Essay #5: The Four Olds

A friend petitioned me to write an essay about Cancel Culture, and I was eager to deliver on the request. Cancel Culture is something I have been paying close attention to for 4 years now (if your mind is drawing connections you are correct. Trump’s election got me paying attention to many things), but as I began writing the essay I could not figure out where to start. When that happens, I usually just write what is on my mind and the beginning will appear, but upon doing that I also found that I still have questions about Cancel Culture and I need to think about it more before I write that essay. In my musings and research about the topic of Cancel Culture, I came across a number of things I would like to write about, but many of them involve introducing a comparison between the Post-Modernist Movement (for lack of a better term) and the Cultural Revolution in China in the 1960s and 1970s.

“History does not repeat, though it sometimes rhymes.”

– Anonymous

In 1966, Mao Zedong, Chairman of the Chinese Communist Party (CCP), sanctioned a revolution to combat his waning power and influence after the tremendous blunder that was the Great Leap Forward (a series of economic initiatives that led to famine and death). The stated goal was to preserve communism by purging the remnants of capitalism and Chinese traditions. Mao gave power to student-led paramilitary revolutionaries, known as Red Guards, and they did the work of destroying the old culture and ushering in the new.

One strategy explicitly laid out by the CCP was the destruction of the “Four Olds”. This referred to Old Customs, Old Culture, Old Habits, and Old Ideas all of which were to be replaced by “New” counterparts. In the first two years of the revolution, the Red Guards destroyed books, art, and museums. They renamed streets and destroyed statues. The destruction escalated to the point where they were destroying people’s personal property such as religious texts or genealogy books (These were books families would keep as records of their genealogical history). The police were directed to step aside and allow the Red Guards to carry out their revolution, and Mao stated, “It is right to rebel”.

This reminds me very much of what we are experiencing today. I can easily draw parallels between BLM and the Red Guards: young passionate people who are interested in destroying the old culture and ideology and replacing with new culture and ideology. The actions of the Red Guards remind me of the protests for the removal of statues that recently swept across America (watch for a second wave of that), and the destruction of statues that were not being removed by local governments. The calling off of police reminds me of the strategy employed by many of our cities who were experiencing rioting and looting, most remarkably Portland, OR where the mayor has, for years, encouraged his police not to get involved in BLM and Antifa demonstrations (they also take a minimal role when right wing groups travel into the city to scuffle with Antifa). The endorsement from Mao reminds me of members of the democratic party using soft and sometimes encouraging language about the rioters.

*CHALLENGE 1:* According to the essay on the Four Olds, which four things did the CCP set out to destroy and replace with "New" counterparts?
*CHALLENGE 2:* For each statement, say whether it agrees with the essay on the Four Olds, and quote the words of the essay that decide it. (a) Mao sanctioned the revolution in 1966. (b) The police were told to help stop the Red Guards. (c) The author has followed Cancel Culture closely for ten years.
*CHALLENGE 3:* Continue the essay on the Four Olds, starting after its final sentence.
The material after this is not needed.

*ENTRIES SHOWN:*
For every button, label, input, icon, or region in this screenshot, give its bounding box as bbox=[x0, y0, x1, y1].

...

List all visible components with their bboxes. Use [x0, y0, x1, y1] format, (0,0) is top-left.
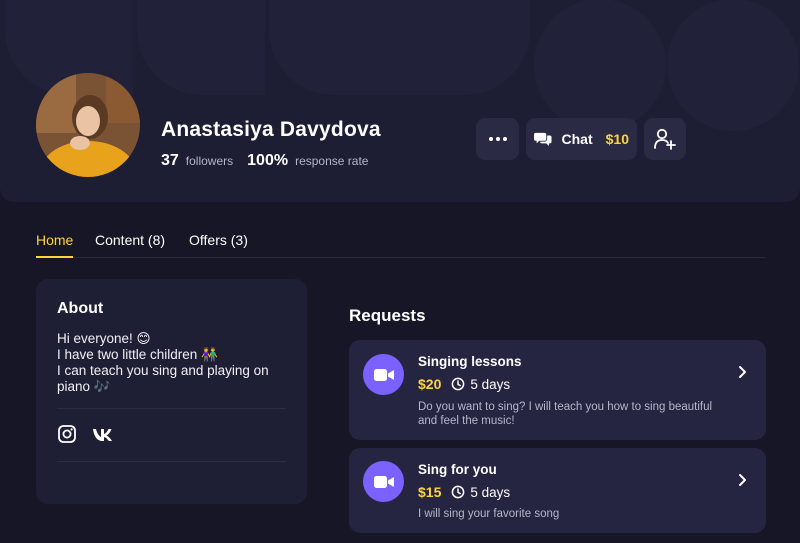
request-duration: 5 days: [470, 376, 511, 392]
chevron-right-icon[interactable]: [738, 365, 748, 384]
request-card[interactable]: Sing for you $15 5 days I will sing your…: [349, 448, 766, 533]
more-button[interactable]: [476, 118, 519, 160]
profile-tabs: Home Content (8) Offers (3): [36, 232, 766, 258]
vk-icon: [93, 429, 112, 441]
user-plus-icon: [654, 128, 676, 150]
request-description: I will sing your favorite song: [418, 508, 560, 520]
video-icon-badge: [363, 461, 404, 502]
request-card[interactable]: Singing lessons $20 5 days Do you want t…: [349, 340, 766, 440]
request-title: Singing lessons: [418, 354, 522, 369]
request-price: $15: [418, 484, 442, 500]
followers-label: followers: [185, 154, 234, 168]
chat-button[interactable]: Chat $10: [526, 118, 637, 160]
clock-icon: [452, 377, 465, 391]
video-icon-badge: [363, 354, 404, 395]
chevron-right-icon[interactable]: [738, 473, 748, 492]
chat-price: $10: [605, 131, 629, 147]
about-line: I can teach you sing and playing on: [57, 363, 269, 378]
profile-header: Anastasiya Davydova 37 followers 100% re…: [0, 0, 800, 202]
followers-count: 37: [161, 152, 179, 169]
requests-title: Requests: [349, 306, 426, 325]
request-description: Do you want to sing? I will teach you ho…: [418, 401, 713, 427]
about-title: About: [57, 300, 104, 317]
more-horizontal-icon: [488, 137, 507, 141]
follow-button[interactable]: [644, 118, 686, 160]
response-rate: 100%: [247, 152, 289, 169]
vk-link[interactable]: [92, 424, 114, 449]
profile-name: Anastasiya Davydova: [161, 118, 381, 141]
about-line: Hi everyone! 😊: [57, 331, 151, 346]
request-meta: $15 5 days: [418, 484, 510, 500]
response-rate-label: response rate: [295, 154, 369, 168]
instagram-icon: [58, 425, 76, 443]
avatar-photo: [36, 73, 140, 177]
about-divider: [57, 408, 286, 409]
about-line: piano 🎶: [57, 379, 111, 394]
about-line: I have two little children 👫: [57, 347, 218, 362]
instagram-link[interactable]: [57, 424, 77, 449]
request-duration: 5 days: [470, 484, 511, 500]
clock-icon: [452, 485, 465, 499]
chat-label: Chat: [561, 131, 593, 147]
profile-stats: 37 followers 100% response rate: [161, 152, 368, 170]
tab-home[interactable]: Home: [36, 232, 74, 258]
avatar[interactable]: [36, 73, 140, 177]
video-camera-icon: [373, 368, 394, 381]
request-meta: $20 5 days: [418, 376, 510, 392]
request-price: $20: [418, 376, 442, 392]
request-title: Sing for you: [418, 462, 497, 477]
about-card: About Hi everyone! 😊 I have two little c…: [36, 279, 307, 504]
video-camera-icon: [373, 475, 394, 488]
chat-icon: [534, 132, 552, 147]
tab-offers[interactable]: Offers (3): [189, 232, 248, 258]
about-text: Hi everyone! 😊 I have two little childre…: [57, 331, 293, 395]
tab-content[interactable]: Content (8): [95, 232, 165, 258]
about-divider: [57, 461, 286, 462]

--

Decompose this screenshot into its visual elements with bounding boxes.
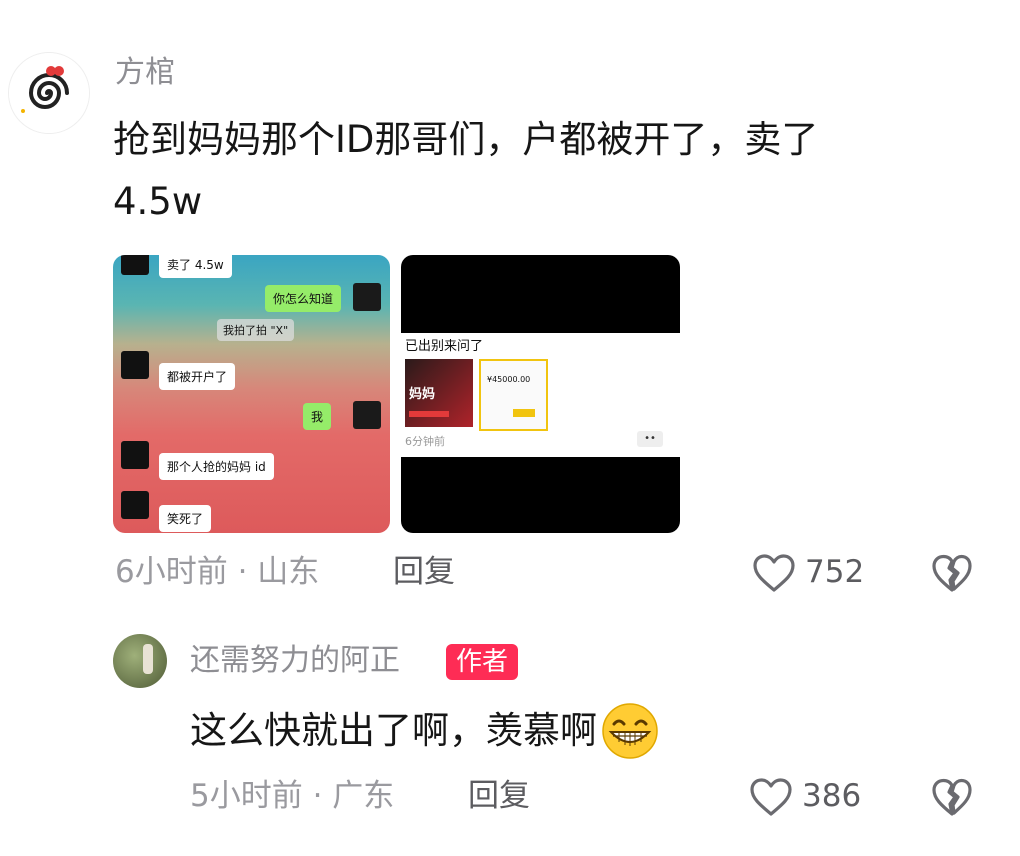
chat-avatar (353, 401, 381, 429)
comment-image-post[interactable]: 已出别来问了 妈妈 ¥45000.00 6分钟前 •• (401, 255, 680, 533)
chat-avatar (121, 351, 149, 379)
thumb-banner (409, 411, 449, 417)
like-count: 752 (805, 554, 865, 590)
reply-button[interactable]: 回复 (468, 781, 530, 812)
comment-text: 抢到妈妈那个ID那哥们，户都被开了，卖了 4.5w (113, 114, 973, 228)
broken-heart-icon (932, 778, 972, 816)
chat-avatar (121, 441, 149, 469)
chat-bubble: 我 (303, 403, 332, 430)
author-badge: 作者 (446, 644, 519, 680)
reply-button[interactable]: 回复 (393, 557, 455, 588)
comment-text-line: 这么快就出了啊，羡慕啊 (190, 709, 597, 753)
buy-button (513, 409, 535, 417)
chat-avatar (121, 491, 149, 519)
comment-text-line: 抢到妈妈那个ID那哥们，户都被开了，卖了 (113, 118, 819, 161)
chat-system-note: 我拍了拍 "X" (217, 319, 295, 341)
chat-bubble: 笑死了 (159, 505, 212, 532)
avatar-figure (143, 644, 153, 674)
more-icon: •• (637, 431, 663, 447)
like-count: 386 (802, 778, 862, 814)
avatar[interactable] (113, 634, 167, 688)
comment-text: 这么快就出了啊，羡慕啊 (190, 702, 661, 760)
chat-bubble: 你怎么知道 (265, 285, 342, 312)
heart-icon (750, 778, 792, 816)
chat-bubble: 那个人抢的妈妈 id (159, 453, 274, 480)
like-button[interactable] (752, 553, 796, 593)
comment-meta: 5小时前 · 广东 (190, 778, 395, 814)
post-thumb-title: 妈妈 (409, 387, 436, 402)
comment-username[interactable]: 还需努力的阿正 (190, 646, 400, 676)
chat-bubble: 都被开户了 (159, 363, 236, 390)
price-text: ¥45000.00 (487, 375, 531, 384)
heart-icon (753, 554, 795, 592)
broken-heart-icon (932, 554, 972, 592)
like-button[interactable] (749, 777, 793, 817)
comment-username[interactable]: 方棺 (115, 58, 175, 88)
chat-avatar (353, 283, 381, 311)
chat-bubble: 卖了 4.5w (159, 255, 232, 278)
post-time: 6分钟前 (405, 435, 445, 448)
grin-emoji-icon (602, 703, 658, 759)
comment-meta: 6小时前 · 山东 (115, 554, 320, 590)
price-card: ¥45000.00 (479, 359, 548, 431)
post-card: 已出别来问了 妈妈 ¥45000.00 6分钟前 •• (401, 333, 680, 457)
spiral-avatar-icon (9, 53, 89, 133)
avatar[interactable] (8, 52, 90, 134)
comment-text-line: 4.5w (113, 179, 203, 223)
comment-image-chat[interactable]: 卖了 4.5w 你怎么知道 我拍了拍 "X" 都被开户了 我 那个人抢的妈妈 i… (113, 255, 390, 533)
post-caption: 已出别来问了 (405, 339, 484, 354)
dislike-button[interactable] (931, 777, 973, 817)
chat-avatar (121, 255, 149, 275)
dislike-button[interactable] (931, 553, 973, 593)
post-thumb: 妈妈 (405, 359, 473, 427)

*FINAL RESULT 1:* Old Customs, Old Culture, Old Habits, and Old Ideas.

*FINAL RESULT 2:*
(a) Yes: "In 1966, Mao Zedong, Chairman of the Chinese Communist Party (CCP), sanctioned a revolution"
(b) No: "The police were directed to step aside and allow the Red Guards to carry out their revolution"
(c) No: "Cancel Culture is something I have been paying close attention to for 4 years now"

*FINAL RESULT 3:*
The Red Guard was effectively a mob that was given free rein to terrorize and brutalize the Chinese people and culture. It is no surprise that these mobs did not become less violent over time, but rather more violent. Public opinion of the Red Guards fell as the violence increased, and they had suddenly become less useful to Mao. The military was brought in to forcibly suppress the Red Guards and this obviously did not happen cleanly. The Red Guards fought back and eventually the movement was destroyed and the People’s Liberation Army performed mass executions on Red Guards. I will make no case for any sort of “rhyme” of this that would happen in America, but I think it brings up important points for two groups to consider. The governmental party thinking of allying with the revolutionaries who have a history of violence, and what it will look like when they must be reined in. The revolutionaries who receive governmental endorsement, and how much they can trust the government to endorse their movement as far as they believe it needs to go.


P.S. If you are wondering what I was having trouble with in terms of the Cancel Culture topic, my quandary boils down to: do I have a problem with the mechanism of “cancelling” or do I have a problem with the ideas that are fueling the cancellations? If the mechanism is not the problem, then why am I writing an essay about Cancel Culture and not about the ideas fueling it? I will write an essay about it, though, and I think it would be realistic to expect it before the election.

P.P.S. Comparing BLM and Antifa to the Red Guards was not to say that they are the only extreme groups that are endangering the country, because they are not. They are however the extreme groups that are very concerned with a cultural revolution and thus are worthy of note in the comparison between what is occurring now and during the Chinese Cultural Revolution. Furthermore, they are the groups that I would wager are the closest to receiving endorsement from the government (Though, I would assume those who despise Trump may tell me that he is close and has flirted with endorsing White Nationalist groups)

P.P.P.S. I, like many of you, am the product of a western education. As a result, I have a pitifully confined knowledge of eastern history. My understanding of the Chinese Cultural Revolution is surface level and I am learning more as I go.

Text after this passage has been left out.